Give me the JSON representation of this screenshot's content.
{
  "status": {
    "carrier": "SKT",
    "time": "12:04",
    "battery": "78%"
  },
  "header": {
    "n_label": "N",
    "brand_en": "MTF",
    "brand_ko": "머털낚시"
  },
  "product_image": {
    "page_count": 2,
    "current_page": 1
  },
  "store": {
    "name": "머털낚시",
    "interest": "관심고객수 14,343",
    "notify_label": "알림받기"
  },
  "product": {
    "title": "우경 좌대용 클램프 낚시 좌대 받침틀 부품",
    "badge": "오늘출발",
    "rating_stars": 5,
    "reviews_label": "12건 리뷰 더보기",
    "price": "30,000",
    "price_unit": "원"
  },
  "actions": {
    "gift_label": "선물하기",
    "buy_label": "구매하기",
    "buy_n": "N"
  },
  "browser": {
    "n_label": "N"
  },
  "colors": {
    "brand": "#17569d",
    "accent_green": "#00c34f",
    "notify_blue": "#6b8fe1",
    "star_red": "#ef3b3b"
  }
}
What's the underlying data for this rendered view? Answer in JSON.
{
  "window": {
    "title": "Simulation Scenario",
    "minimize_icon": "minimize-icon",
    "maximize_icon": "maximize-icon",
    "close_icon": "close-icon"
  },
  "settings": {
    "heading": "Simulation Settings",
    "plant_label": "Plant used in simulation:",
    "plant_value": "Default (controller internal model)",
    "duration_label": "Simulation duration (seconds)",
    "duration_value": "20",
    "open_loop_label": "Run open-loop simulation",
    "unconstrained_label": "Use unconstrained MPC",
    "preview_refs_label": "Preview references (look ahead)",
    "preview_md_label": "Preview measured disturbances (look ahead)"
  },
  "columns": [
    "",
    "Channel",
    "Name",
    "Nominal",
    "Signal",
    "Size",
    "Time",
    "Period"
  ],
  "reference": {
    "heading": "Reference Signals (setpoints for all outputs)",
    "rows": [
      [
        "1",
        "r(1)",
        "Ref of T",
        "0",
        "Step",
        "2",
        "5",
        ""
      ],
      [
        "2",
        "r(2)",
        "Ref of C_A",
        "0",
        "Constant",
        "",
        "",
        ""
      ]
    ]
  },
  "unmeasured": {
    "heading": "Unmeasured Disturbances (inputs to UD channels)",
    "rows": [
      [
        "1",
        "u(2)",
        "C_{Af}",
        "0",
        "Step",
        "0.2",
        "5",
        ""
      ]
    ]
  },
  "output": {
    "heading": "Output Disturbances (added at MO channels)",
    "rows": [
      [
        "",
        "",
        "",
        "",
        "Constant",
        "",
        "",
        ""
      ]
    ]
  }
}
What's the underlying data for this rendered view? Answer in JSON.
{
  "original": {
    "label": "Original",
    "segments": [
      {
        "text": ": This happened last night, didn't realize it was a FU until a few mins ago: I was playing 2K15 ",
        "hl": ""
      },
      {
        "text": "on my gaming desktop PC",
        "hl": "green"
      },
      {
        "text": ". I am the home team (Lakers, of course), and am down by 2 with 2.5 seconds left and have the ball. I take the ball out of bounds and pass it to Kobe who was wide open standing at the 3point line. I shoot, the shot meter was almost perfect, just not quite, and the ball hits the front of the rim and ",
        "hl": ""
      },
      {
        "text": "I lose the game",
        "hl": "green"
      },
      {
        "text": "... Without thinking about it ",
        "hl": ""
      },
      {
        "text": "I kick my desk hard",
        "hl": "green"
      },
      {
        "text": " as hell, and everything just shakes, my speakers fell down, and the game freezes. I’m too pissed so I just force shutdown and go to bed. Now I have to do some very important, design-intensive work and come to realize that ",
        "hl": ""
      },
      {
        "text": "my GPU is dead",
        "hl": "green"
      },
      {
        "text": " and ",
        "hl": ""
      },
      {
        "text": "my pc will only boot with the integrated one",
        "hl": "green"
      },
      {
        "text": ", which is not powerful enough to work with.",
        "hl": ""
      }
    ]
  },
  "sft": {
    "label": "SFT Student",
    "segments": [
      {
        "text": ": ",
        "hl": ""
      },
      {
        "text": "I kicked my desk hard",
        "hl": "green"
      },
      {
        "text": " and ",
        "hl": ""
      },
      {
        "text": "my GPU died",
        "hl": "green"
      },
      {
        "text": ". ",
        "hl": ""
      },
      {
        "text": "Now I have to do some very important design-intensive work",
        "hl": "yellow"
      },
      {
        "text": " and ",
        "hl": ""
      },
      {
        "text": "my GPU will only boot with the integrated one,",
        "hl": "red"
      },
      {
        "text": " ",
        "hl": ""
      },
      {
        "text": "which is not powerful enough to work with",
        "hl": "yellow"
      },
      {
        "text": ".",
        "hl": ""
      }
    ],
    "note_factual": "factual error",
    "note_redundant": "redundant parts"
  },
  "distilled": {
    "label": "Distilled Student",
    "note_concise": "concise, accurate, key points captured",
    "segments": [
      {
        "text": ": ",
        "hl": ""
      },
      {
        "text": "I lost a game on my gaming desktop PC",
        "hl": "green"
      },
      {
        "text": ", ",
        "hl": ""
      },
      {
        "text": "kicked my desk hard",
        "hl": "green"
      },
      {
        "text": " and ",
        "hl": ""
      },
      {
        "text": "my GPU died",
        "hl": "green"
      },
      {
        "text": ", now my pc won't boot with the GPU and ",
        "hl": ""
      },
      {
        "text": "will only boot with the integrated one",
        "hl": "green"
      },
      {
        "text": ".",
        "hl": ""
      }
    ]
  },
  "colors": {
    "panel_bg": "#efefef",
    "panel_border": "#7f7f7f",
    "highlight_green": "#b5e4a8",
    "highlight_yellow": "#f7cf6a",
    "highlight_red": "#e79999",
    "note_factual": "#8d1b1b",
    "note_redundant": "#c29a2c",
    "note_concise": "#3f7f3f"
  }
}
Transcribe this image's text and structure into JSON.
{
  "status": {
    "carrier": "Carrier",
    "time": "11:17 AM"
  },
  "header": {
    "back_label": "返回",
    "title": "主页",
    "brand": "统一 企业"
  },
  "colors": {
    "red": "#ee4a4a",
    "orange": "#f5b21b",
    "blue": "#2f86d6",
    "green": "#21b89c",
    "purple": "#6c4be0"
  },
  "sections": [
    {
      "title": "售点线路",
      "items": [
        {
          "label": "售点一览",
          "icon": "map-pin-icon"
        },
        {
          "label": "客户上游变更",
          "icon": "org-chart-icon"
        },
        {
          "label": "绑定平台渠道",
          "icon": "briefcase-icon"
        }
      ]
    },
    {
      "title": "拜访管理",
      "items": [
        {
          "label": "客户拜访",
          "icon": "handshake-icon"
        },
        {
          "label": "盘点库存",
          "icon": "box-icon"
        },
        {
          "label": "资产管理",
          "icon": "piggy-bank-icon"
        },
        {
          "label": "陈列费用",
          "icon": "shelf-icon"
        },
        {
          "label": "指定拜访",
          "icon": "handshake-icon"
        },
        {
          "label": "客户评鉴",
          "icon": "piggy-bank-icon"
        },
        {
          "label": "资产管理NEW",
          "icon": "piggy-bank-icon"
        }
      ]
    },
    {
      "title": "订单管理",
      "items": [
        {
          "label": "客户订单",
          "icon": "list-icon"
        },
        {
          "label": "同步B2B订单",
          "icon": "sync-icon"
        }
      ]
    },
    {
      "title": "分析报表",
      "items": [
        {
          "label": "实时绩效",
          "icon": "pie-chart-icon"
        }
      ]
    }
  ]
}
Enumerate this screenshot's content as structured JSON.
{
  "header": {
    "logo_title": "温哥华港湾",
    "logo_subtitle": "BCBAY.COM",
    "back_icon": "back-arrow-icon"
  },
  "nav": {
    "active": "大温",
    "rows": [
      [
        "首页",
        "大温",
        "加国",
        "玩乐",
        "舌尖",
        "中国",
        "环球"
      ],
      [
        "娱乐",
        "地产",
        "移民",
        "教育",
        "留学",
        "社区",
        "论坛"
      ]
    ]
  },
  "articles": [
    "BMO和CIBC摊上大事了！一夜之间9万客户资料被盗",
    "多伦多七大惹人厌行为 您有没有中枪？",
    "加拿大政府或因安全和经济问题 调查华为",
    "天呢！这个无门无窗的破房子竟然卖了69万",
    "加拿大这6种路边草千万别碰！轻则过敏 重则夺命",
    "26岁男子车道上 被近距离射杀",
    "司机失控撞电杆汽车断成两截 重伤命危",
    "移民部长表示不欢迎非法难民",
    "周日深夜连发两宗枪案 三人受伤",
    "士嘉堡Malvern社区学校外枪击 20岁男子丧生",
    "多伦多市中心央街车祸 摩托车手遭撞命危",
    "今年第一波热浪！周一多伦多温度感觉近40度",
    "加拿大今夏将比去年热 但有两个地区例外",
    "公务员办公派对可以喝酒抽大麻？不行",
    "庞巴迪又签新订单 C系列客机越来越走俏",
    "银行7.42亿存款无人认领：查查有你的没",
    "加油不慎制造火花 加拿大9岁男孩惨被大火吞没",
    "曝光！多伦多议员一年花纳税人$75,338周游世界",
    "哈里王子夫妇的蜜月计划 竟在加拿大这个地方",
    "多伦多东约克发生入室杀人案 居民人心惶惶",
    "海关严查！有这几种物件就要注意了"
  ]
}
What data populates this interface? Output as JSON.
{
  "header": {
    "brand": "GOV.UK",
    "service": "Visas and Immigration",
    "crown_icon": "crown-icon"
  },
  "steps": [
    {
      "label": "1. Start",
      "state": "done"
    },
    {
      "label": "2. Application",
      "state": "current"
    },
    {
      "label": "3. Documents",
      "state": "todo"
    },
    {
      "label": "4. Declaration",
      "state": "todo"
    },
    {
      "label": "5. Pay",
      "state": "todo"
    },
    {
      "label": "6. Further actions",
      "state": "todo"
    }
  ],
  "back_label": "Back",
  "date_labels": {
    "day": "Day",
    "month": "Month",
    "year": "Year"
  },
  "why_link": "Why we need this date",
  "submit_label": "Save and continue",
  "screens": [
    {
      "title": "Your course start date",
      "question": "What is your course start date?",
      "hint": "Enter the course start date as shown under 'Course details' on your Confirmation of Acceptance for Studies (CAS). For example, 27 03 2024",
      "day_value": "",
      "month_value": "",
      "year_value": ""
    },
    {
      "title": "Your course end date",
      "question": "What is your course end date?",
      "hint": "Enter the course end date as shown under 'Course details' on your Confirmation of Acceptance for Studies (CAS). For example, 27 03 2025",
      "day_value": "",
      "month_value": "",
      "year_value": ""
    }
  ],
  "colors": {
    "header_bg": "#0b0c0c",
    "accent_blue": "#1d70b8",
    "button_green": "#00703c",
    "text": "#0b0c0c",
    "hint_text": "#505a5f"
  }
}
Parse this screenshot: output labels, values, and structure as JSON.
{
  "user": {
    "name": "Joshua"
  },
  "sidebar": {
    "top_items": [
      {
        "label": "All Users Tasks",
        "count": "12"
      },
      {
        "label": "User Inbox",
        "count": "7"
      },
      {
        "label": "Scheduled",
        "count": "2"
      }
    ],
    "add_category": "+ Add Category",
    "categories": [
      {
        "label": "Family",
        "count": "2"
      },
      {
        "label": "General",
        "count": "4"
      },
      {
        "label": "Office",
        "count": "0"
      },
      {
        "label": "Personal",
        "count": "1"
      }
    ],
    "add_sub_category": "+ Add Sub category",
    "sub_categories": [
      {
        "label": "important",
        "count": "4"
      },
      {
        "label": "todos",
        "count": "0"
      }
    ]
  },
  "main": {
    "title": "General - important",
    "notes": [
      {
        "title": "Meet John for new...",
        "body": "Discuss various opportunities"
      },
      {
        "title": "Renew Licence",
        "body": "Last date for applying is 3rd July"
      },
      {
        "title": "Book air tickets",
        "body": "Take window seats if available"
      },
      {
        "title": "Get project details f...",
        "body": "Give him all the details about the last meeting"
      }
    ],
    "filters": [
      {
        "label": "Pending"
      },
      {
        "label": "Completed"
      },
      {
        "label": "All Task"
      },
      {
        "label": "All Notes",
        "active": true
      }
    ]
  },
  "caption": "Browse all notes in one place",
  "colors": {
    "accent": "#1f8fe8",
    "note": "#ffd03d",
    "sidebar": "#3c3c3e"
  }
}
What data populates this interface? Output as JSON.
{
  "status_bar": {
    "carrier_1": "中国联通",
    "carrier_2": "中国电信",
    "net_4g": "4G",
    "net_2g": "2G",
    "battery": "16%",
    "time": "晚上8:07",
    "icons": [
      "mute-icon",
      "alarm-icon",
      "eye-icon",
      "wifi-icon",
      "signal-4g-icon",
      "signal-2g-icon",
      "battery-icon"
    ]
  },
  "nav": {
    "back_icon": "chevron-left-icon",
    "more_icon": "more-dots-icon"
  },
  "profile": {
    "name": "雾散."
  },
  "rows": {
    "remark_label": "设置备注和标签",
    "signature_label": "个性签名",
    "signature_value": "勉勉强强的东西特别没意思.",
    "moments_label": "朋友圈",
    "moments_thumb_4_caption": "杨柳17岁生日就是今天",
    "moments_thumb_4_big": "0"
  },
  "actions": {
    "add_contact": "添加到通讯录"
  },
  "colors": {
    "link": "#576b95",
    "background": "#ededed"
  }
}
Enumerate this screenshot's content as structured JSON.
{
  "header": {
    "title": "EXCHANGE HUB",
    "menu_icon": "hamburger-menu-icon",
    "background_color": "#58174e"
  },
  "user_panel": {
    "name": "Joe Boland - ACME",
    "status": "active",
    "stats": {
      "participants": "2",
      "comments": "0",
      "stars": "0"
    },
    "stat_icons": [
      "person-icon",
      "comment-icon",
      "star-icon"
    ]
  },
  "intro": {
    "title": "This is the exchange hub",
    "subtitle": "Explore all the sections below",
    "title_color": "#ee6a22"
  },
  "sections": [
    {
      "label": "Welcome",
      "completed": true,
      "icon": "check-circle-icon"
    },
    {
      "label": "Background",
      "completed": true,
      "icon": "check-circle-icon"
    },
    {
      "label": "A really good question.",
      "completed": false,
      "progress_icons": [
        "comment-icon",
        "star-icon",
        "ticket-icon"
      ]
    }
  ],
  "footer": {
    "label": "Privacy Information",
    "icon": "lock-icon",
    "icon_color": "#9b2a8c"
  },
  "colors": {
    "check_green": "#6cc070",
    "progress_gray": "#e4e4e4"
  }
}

WHAT THIS TASK INVOLVES: Each line in the listing above that contains "boot" should be copied.

ANSWER TO THIS EXERCISE:
        "text": "my pc will only boot with the integrated one",
        "text": "my GPU will only boot with the integrated one,",
        "text": ", now my pc won't boot with the GPU and ",
        "text": "will only boot with the integrated one",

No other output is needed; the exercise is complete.